::: Extracted data :::

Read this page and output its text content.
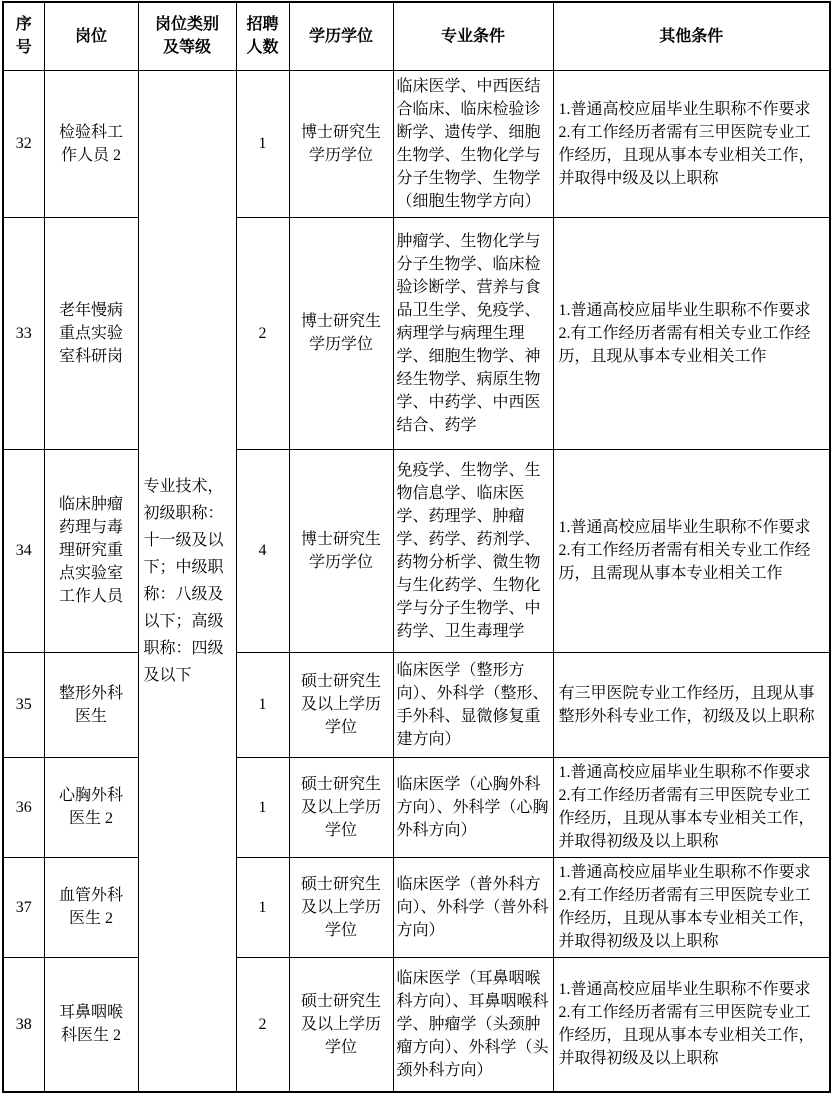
序号	岗位	岗位类别及等级	招聘人数	学历学位	专业条件	其他条件
32	检验科工作人员 2	专业技术，初级职称：十一级及以下；中级职称：八级及以下；高级职称：四级及以下	1	博士研究生学历学位	临床医学、中西医结合临床、临床检验诊断学、遗传学、细胞生物学、生物化学与分子生物学、生物学（细胞生物学方向）	1.普通高校应届毕业生职称不作要求
2.有工作经历者需有三甲医院专业工作经历，且现从事本专业相关工作，并取得中级及以上职称

33	老年慢病重点实验室科研岗		2	博士研究生学历学位	肿瘤学、生物化学与分子生物学、临床检验诊断学、营养与食品卫生学、免疫学、病理学与病理生理学、细胞生物学、神经生物学、病原生物学、中药学、中西医结合、药学	1.普通高校应届毕业生职称不作要求
2.有工作经历者需有相关专业工作经历，且现从事本专业相关工作

34	临床肿瘤药理与毒理研究重点实验室工作人员		4	博士研究生学历学位	免疫学、生物学、生物信息学、临床医学、药理学、肿瘤学、药学、药剂学、药物分析学、微生物与生化药学、生物化学与分子生物学、中药学、卫生毒理学	1.普通高校应届毕业生职称不作要求
2.有工作经历者需有相关专业工作经历，且需现从事本专业相关工作

35	整形外科医生		1	硕士研究生及以上学历学位	临床医学（整形方向）、外科学（整形、手外科、显微修复重建方向）	有三甲医院专业工作经历，且现从事整形外科专业工作，初级及以上职称

36	心胸外科医生 2		1	硕士研究生及以上学历学位	临床医学（心胸外科方向）、外科学（心胸外科方向）	1.普通高校应届毕业生职称不作要求
2.有工作经历者需有三甲医院专业工作经历，且现从事本专业相关工作，并取得初级及以上职称

37	血管外科医生 2		1	硕士研究生及以上学历学位	临床医学（普外科方向）、外科学（普外科方向）	1.普通高校应届毕业生职称不作要求
2.有工作经历者需有三甲医院专业工作经历，且现从事本专业相关工作，并取得初级及以上职称

38	耳鼻咽喉科医生 2		2	硕士研究生及以上学历学位	临床医学（耳鼻咽喉科方向）、耳鼻咽喉科学、肿瘤学（头颈肿瘤方向）、外科学（头颈外科方向）	1.普通高校应届毕业生职称不作要求
2.有工作经历者需有三甲医院专业工作经历，且现从事本专业相关工作，并取得初级及以上职称
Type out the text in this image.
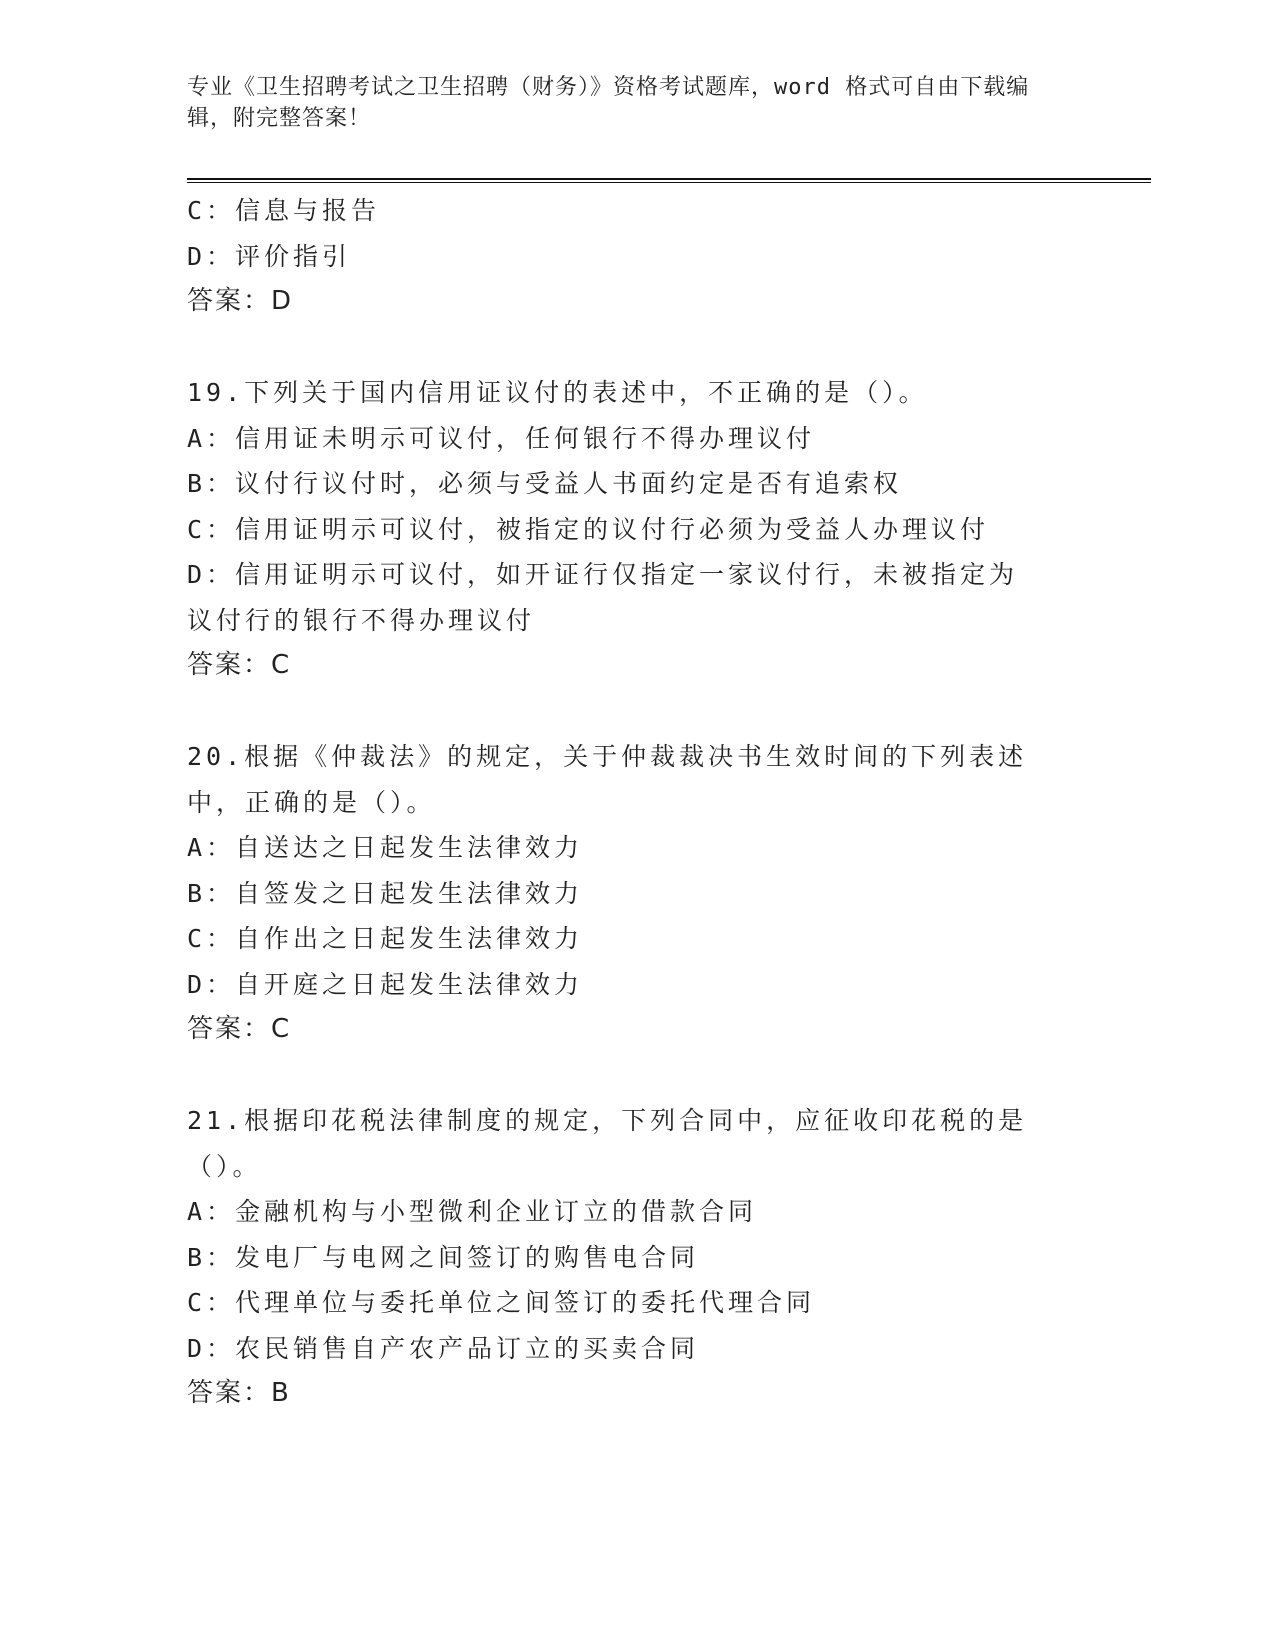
专业《卫生招聘考试之卫生招聘（财务）》资格考试题库，word 格式可自由下载编辑，附完整答案！
C：信息与报告
D：评价指引
答案：D
19.下列关于国内信用证议付的表述中，不正确的是（）。
A：信用证未明示可议付，任何银行不得办理议付
B：议付行议付时，必须与受益人书面约定是否有追索权
C：信用证明示可议付，被指定的议付行必须为受益人办理议付
D：信用证明示可议付，如开证行仅指定一家议付行，未被指定为议付行的银行不得办理议付
答案：C
20.根据《仲裁法》的规定，关于仲裁裁决书生效时间的下列表述中，正确的是（）。
A：自送达之日起发生法律效力
B：自签发之日起发生法律效力
C：自作出之日起发生法律效力
D：自开庭之日起发生法律效力
答案：C
21.根据印花税法律制度的规定，下列合同中，应征收印花税的是（）。
A：金融机构与小型微利企业订立的借款合同
B：发电厂与电网之间签订的购售电合同
C：代理单位与委托单位之间签订的委托代理合同
D：农民销售自产农产品订立的买卖合同
答案：B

:::

**Direction**
Leave out the pictures, and give all the records again exactly.

**The solution**
Read this page and output its text content.
序号	岗位	岗位类别及等级	招聘人数	学历学位	专业条件	其他条件
32	检验科工作人员 2	专业技术，初级职称：十一级及以下；中级职称：八级及以下；高级职称：四级及以下	1	博士研究生学历学位	临床医学、中西医结合临床、临床检验诊断学、遗传学、细胞生物学、生物化学与分子生物学、生物学（细胞生物学方向）	1.普通高校应届毕业生职称不作要求
2.有工作经历者需有三甲医院专业工作经历，且现从事本专业相关工作，并取得中级及以上职称

33	老年慢病重点实验室科研岗		2	博士研究生学历学位	肿瘤学、生物化学与分子生物学、临床检验诊断学、营养与食品卫生学、免疫学、病理学与病理生理学、细胞生物学、神经生物学、病原生物学、中药学、中西医结合、药学	1.普通高校应届毕业生职称不作要求
2.有工作经历者需有相关专业工作经历，且现从事本专业相关工作

34	临床肿瘤药理与毒理研究重点实验室工作人员		4	博士研究生学历学位	免疫学、生物学、生物信息学、临床医学、药理学、肿瘤学、药学、药剂学、药物分析学、微生物与生化药学、生物化学与分子生物学、中药学、卫生毒理学	1.普通高校应届毕业生职称不作要求
2.有工作经历者需有相关专业工作经历，且需现从事本专业相关工作

35	整形外科医生		1	硕士研究生及以上学历学位	临床医学（整形方向）、外科学（整形、手外科、显微修复重建方向）	有三甲医院专业工作经历，且现从事整形外科专业工作，初级及以上职称

36	心胸外科医生 2		1	硕士研究生及以上学历学位	临床医学（心胸外科方向）、外科学（心胸外科方向）	1.普通高校应届毕业生职称不作要求
2.有工作经历者需有三甲医院专业工作经历，且现从事本专业相关工作，并取得初级及以上职称

37	血管外科医生 2		1	硕士研究生及以上学历学位	临床医学（普外科方向）、外科学（普外科方向）	1.普通高校应届毕业生职称不作要求
2.有工作经历者需有三甲医院专业工作经历，且现从事本专业相关工作，并取得初级及以上职称

38	耳鼻咽喉科医生 2		2	硕士研究生及以上学历学位	临床医学（耳鼻咽喉科方向）、耳鼻咽喉科学、肿瘤学（头颈肿瘤方向）、外科学（头颈外科方向）	1.普通高校应届毕业生职称不作要求
2.有工作经历者需有三甲医院专业工作经历，且现从事本专业相关工作，并取得初级及以上职称
Type out the text in this image.
专业《卫生招聘考试之卫生招聘（财务）》资格考试题库，word 格式可自由下载编辑，附完整答案！
C：信息与报告
D：评价指引
答案：D
19.下列关于国内信用证议付的表述中，不正确的是（）。
A：信用证未明示可议付，任何银行不得办理议付
B：议付行议付时，必须与受益人书面约定是否有追索权
C：信用证明示可议付，被指定的议付行必须为受益人办理议付
D：信用证明示可议付，如开证行仅指定一家议付行，未被指定为议付行的银行不得办理议付
答案：C
20.根据《仲裁法》的规定，关于仲裁裁决书生效时间的下列表述中，正确的是（）。
A：自送达之日起发生法律效力
B：自签发之日起发生法律效力
C：自作出之日起发生法律效力
D：自开庭之日起发生法律效力
答案：C
21.根据印花税法律制度的规定，下列合同中，应征收印花税的是（）。
A：金融机构与小型微利企业订立的借款合同
B：发电厂与电网之间签订的购售电合同
C：代理单位与委托单位之间签订的委托代理合同
D：农民销售自产农产品订立的买卖合同
答案：B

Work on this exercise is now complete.